*Records contained in a dataset*:
────
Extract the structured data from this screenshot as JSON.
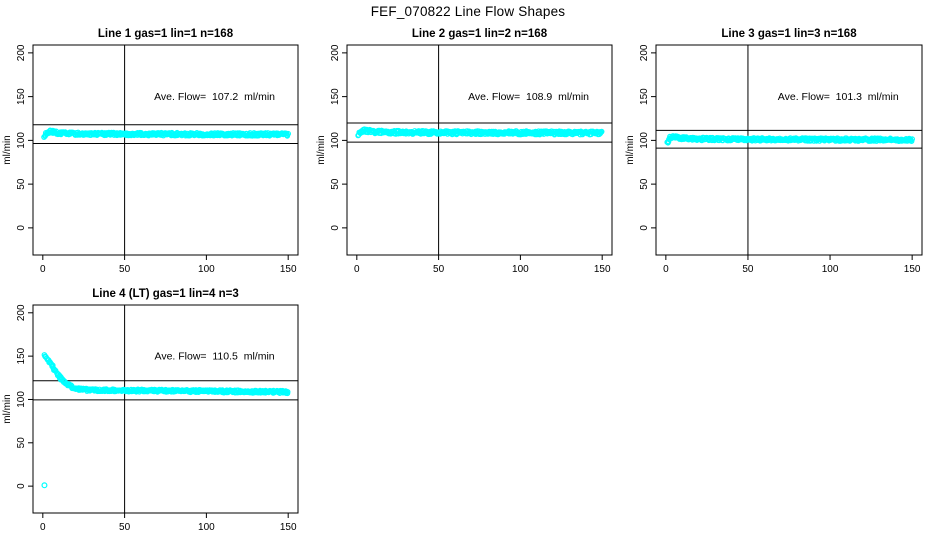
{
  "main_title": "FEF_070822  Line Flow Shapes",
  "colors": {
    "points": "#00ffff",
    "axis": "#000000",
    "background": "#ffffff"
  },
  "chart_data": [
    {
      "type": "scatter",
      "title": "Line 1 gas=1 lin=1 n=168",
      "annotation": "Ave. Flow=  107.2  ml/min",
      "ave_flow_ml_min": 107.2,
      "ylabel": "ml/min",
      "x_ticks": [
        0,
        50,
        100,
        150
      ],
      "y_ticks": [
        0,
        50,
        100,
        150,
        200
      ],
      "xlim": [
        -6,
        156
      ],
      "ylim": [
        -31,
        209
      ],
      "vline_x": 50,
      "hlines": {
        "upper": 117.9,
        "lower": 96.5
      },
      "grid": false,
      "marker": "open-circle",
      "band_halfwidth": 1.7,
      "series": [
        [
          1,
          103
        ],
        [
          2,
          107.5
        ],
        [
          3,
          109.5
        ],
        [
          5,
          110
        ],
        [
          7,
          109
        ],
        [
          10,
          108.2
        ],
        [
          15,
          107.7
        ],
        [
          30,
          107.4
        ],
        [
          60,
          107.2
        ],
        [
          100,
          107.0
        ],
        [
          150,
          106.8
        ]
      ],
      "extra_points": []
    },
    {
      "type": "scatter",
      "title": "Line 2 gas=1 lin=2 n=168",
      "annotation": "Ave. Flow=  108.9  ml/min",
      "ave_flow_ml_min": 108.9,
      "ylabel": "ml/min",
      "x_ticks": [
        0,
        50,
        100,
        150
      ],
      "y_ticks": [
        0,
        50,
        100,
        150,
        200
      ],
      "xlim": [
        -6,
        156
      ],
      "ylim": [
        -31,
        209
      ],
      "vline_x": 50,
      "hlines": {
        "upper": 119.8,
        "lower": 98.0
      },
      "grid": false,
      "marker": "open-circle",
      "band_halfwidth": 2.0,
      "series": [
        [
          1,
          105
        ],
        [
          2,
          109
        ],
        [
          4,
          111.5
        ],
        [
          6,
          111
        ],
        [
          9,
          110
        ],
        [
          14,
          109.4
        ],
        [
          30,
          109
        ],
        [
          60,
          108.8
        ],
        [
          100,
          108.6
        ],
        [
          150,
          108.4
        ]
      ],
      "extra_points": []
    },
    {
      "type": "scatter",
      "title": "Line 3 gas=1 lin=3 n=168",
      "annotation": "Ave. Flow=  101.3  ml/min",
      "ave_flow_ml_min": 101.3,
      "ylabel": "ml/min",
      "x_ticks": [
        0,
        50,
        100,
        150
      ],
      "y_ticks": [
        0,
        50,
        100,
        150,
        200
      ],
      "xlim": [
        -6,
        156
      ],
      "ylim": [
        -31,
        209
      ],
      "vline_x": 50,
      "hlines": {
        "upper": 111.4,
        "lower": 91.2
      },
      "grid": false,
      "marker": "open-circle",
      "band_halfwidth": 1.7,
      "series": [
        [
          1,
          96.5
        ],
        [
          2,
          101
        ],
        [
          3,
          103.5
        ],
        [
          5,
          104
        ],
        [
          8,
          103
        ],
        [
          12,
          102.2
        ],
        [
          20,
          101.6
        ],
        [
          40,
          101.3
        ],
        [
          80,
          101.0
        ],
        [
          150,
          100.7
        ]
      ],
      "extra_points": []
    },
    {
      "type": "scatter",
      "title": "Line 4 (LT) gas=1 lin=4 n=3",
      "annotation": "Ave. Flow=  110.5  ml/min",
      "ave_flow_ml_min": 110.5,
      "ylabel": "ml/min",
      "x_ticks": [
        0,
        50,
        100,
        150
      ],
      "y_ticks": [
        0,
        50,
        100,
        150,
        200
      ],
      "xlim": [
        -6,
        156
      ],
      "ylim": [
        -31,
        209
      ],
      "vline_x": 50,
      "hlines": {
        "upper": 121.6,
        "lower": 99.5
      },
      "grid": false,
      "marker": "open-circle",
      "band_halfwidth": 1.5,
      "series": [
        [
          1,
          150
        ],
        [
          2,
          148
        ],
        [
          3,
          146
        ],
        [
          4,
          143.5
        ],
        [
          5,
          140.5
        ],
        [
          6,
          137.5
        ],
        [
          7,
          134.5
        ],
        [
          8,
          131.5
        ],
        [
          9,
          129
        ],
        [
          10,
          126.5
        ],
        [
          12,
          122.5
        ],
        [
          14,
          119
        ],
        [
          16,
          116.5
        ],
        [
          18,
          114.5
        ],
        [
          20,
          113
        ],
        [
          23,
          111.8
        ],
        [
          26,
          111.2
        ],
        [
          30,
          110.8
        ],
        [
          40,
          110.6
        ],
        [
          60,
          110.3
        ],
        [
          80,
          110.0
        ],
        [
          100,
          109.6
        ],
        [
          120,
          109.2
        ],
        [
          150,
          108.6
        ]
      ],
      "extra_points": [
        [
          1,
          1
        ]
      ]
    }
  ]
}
────
*Task goal*: Give back every line exactly as it stands, pictures excluded.

*Correct answer*:
Extract the structured data from this screenshot as JSON.
{
  "main_title": "FEF_070822  Line Flow Shapes",
  "colors": {
    "points": "#00ffff",
    "axis": "#000000",
    "background": "#ffffff"
  },
  "chart_data": [
    {
      "type": "scatter",
      "title": "Line 1 gas=1 lin=1 n=168",
      "annotation": "Ave. Flow=  107.2  ml/min",
      "ave_flow_ml_min": 107.2,
      "ylabel": "ml/min",
      "x_ticks": [
        0,
        50,
        100,
        150
      ],
      "y_ticks": [
        0,
        50,
        100,
        150,
        200
      ],
      "xlim": [
        -6,
        156
      ],
      "ylim": [
        -31,
        209
      ],
      "vline_x": 50,
      "hlines": {
        "upper": 117.9,
        "lower": 96.5
      },
      "grid": false,
      "marker": "open-circle",
      "band_halfwidth": 1.7,
      "series": [
        [
          1,
          103
        ],
        [
          2,
          107.5
        ],
        [
          3,
          109.5
        ],
        [
          5,
          110
        ],
        [
          7,
          109
        ],
        [
          10,
          108.2
        ],
        [
          15,
          107.7
        ],
        [
          30,
          107.4
        ],
        [
          60,
          107.2
        ],
        [
          100,
          107.0
        ],
        [
          150,
          106.8
        ]
      ],
      "extra_points": []
    },
    {
      "type": "scatter",
      "title": "Line 2 gas=1 lin=2 n=168",
      "annotation": "Ave. Flow=  108.9  ml/min",
      "ave_flow_ml_min": 108.9,
      "ylabel": "ml/min",
      "x_ticks": [
        0,
        50,
        100,
        150
      ],
      "y_ticks": [
        0,
        50,
        100,
        150,
        200
      ],
      "xlim": [
        -6,
        156
      ],
      "ylim": [
        -31,
        209
      ],
      "vline_x": 50,
      "hlines": {
        "upper": 119.8,
        "lower": 98.0
      },
      "grid": false,
      "marker": "open-circle",
      "band_halfwidth": 2.0,
      "series": [
        [
          1,
          105
        ],
        [
          2,
          109
        ],
        [
          4,
          111.5
        ],
        [
          6,
          111
        ],
        [
          9,
          110
        ],
        [
          14,
          109.4
        ],
        [
          30,
          109
        ],
        [
          60,
          108.8
        ],
        [
          100,
          108.6
        ],
        [
          150,
          108.4
        ]
      ],
      "extra_points": []
    },
    {
      "type": "scatter",
      "title": "Line 3 gas=1 lin=3 n=168",
      "annotation": "Ave. Flow=  101.3  ml/min",
      "ave_flow_ml_min": 101.3,
      "ylabel": "ml/min",
      "x_ticks": [
        0,
        50,
        100,
        150
      ],
      "y_ticks": [
        0,
        50,
        100,
        150,
        200
      ],
      "xlim": [
        -6,
        156
      ],
      "ylim": [
        -31,
        209
      ],
      "vline_x": 50,
      "hlines": {
        "upper": 111.4,
        "lower": 91.2
      },
      "grid": false,
      "marker": "open-circle",
      "band_halfwidth": 1.7,
      "series": [
        [
          1,
          96.5
        ],
        [
          2,
          101
        ],
        [
          3,
          103.5
        ],
        [
          5,
          104
        ],
        [
          8,
          103
        ],
        [
          12,
          102.2
        ],
        [
          20,
          101.6
        ],
        [
          40,
          101.3
        ],
        [
          80,
          101.0
        ],
        [
          150,
          100.7
        ]
      ],
      "extra_points": []
    },
    {
      "type": "scatter",
      "title": "Line 4 (LT) gas=1 lin=4 n=3",
      "annotation": "Ave. Flow=  110.5  ml/min",
      "ave_flow_ml_min": 110.5,
      "ylabel": "ml/min",
      "x_ticks": [
        0,
        50,
        100,
        150
      ],
      "y_ticks": [
        0,
        50,
        100,
        150,
        200
      ],
      "xlim": [
        -6,
        156
      ],
      "ylim": [
        -31,
        209
      ],
      "vline_x": 50,
      "hlines": {
        "upper": 121.6,
        "lower": 99.5
      },
      "grid": false,
      "marker": "open-circle",
      "band_halfwidth": 1.5,
      "series": [
        [
          1,
          150
        ],
        [
          2,
          148
        ],
        [
          3,
          146
        ],
        [
          4,
          143.5
        ],
        [
          5,
          140.5
        ],
        [
          6,
          137.5
        ],
        [
          7,
          134.5
        ],
        [
          8,
          131.5
        ],
        [
          9,
          129
        ],
        [
          10,
          126.5
        ],
        [
          12,
          122.5
        ],
        [
          14,
          119
        ],
        [
          16,
          116.5
        ],
        [
          18,
          114.5
        ],
        [
          20,
          113
        ],
        [
          23,
          111.8
        ],
        [
          26,
          111.2
        ],
        [
          30,
          110.8
        ],
        [
          40,
          110.6
        ],
        [
          60,
          110.3
        ],
        [
          80,
          110.0
        ],
        [
          100,
          109.6
        ],
        [
          120,
          109.2
        ],
        [
          150,
          108.6
        ]
      ],
      "extra_points": [
        [
          1,
          1
        ]
      ]
    }
  ]
}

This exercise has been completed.